[Dataset items]
○ ○ ○
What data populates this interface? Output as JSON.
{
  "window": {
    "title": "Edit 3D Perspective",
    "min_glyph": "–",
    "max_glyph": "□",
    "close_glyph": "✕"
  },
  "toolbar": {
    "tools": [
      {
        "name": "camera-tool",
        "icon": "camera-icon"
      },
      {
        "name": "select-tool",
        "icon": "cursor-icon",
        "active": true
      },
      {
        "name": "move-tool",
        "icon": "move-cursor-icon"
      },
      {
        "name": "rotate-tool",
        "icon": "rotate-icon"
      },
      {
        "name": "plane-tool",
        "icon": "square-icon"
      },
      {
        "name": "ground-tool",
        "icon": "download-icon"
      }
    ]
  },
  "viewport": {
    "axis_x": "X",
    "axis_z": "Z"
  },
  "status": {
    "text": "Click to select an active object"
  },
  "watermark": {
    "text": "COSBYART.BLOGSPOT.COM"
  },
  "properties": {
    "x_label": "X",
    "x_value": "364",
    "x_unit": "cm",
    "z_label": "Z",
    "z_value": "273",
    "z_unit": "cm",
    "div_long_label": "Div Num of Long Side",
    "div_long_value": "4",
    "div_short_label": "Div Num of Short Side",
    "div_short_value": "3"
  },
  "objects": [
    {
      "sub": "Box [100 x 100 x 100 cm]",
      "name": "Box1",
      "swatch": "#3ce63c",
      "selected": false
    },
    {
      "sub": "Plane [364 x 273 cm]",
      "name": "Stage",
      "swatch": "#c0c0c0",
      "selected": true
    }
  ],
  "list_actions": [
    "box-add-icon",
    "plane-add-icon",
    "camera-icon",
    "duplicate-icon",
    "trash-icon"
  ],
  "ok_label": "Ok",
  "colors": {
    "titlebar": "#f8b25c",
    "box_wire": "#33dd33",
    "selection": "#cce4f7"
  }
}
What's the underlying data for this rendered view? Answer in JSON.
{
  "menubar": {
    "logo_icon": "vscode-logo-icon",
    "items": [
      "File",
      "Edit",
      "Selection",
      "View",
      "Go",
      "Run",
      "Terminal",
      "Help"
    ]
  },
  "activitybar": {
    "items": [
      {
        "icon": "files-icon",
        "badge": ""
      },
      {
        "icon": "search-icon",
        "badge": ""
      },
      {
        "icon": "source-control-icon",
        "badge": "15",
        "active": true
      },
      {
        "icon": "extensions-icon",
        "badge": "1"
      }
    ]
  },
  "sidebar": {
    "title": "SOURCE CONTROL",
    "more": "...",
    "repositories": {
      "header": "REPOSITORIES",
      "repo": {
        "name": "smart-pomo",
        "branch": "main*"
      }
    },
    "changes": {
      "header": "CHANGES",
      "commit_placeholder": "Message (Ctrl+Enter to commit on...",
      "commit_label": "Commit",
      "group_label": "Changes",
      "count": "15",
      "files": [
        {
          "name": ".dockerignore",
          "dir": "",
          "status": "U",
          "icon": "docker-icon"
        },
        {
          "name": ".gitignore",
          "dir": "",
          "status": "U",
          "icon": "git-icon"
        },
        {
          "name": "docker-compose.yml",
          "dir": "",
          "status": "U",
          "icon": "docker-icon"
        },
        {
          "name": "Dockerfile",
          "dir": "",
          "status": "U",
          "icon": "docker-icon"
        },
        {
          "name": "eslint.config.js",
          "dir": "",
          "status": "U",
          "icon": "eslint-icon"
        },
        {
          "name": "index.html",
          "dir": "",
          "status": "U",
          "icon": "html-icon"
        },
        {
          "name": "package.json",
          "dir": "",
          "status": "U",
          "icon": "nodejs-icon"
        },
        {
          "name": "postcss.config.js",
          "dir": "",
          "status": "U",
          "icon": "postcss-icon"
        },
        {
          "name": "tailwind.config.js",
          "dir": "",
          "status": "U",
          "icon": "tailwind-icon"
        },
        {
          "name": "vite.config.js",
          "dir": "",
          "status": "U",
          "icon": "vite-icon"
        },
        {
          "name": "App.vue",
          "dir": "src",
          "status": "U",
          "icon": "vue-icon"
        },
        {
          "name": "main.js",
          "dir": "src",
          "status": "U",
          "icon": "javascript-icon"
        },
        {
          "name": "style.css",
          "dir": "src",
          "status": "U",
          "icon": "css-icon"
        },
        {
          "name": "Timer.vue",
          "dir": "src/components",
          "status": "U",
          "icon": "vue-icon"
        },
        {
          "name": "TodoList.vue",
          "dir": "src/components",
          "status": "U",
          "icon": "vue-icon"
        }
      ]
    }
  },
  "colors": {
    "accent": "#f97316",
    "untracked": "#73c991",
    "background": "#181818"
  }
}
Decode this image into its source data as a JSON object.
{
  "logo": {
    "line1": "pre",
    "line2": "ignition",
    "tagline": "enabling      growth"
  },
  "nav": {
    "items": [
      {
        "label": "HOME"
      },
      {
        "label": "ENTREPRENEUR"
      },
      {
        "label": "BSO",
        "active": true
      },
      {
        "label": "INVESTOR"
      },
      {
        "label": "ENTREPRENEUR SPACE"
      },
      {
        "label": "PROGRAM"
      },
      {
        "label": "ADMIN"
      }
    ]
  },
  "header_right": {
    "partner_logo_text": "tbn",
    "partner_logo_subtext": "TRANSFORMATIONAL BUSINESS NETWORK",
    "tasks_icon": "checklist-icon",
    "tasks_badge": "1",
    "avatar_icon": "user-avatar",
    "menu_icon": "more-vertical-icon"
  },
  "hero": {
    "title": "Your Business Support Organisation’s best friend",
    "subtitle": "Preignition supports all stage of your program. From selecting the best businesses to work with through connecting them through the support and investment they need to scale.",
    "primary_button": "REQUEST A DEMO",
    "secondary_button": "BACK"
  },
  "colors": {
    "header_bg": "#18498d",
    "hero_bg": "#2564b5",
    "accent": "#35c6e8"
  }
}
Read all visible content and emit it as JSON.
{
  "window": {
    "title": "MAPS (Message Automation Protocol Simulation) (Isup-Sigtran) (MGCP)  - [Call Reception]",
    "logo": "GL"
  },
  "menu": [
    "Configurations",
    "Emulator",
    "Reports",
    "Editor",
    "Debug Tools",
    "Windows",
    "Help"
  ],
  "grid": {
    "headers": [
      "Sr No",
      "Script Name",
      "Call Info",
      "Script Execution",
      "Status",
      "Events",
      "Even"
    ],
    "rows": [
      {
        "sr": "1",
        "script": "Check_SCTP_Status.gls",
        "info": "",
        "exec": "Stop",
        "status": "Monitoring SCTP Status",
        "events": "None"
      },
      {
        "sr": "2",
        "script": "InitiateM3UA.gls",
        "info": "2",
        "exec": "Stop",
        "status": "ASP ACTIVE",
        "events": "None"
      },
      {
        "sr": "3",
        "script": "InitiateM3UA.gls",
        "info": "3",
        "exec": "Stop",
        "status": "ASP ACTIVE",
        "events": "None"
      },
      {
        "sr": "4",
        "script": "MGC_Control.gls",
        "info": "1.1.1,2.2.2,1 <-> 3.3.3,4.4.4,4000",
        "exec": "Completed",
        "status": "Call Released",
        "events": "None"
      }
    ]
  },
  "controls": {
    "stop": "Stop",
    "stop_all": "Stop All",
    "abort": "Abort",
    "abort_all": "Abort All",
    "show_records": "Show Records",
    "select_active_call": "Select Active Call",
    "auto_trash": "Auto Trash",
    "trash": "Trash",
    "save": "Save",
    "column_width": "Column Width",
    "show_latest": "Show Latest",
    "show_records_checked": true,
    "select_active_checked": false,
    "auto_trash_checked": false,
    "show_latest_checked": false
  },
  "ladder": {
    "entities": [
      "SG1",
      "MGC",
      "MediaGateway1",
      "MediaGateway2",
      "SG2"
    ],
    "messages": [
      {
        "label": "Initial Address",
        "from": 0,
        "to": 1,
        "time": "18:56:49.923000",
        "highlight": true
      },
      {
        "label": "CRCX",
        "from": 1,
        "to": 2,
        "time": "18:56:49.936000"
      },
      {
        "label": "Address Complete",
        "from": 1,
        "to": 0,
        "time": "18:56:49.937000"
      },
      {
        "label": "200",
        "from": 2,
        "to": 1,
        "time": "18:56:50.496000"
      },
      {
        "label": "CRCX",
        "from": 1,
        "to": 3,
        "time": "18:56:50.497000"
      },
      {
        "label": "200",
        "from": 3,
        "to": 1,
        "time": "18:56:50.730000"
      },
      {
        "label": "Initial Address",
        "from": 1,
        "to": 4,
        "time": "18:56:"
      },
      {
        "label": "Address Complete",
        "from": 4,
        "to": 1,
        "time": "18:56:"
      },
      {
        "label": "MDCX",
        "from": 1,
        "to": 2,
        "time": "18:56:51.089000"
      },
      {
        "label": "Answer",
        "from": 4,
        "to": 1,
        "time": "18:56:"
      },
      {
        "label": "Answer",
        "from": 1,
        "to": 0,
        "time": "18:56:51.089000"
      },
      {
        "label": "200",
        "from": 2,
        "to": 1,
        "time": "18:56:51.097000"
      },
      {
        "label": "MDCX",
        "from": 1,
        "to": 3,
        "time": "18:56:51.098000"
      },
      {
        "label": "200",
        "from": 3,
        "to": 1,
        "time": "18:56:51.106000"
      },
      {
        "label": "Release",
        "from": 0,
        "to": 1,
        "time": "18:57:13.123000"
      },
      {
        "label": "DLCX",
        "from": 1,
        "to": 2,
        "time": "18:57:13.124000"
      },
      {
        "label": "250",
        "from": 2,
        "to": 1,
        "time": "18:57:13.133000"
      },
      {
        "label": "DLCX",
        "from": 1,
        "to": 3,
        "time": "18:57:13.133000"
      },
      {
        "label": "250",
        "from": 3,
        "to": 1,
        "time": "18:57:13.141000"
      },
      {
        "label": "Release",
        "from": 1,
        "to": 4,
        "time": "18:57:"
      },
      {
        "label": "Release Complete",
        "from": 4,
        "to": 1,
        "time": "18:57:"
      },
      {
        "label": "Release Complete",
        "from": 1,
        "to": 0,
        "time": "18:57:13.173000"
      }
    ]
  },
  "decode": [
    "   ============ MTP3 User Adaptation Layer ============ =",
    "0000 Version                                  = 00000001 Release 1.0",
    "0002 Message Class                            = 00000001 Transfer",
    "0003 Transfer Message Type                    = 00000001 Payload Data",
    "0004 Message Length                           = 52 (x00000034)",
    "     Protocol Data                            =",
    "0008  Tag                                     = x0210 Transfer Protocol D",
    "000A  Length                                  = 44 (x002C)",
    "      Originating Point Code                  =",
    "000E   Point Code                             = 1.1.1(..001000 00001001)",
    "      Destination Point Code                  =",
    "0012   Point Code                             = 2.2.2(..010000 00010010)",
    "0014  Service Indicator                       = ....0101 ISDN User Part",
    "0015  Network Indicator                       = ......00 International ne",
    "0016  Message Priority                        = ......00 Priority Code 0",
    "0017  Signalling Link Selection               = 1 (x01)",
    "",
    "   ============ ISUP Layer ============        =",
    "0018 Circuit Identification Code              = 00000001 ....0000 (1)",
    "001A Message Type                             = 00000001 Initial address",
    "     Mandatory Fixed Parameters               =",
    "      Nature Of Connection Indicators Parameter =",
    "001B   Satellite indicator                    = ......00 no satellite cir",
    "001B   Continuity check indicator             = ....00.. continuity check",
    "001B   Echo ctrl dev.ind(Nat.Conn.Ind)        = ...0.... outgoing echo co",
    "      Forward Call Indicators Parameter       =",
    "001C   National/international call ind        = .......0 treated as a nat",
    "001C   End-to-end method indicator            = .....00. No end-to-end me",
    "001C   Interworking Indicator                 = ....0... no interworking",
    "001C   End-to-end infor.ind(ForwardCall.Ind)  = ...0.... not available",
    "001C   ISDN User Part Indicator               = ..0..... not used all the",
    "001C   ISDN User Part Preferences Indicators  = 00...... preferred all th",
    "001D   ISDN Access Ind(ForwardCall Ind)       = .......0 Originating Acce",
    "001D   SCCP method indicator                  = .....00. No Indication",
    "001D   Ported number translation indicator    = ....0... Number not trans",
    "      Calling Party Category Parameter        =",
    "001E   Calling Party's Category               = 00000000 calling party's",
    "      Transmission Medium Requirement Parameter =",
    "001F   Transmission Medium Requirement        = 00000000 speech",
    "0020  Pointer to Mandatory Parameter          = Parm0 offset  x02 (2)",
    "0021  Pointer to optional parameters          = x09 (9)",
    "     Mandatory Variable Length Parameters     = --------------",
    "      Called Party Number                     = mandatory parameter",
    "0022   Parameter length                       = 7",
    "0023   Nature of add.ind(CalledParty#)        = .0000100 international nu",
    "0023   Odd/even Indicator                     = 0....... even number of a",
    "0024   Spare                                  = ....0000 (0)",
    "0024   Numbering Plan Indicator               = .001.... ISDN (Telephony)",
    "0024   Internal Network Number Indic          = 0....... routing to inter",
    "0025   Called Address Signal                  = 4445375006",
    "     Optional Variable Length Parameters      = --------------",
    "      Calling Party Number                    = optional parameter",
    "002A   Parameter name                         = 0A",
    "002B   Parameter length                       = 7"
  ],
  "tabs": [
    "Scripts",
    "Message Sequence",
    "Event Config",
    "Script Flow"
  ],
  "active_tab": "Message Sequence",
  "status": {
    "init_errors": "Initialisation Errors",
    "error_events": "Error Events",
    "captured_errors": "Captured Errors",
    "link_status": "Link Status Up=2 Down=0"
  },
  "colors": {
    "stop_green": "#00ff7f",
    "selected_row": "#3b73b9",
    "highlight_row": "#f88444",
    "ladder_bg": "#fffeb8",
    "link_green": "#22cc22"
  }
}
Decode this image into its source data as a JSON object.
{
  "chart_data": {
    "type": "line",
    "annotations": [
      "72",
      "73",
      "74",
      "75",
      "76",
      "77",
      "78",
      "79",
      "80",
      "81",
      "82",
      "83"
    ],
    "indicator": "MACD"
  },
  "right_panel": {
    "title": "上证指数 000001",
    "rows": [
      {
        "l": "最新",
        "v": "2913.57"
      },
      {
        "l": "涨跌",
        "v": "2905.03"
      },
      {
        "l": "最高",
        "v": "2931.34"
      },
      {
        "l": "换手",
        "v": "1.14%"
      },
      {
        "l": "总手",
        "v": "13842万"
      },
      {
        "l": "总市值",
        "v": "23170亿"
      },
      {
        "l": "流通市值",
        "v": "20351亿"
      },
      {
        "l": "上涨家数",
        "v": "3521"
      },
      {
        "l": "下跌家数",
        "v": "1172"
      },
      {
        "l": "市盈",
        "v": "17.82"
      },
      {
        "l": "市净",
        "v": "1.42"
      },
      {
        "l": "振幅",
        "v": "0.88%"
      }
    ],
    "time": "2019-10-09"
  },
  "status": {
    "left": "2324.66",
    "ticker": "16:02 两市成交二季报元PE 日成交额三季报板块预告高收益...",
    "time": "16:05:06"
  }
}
○ ○ ○
● DIRECTIONS:
Which lines in the data above contain "Medium"? Show each one.

● PROBLEM SOLUTION:
    "      Transmission Medium Requirement Parameter =",
    "001F   Transmission Medium Requirement        = 00000000 speech",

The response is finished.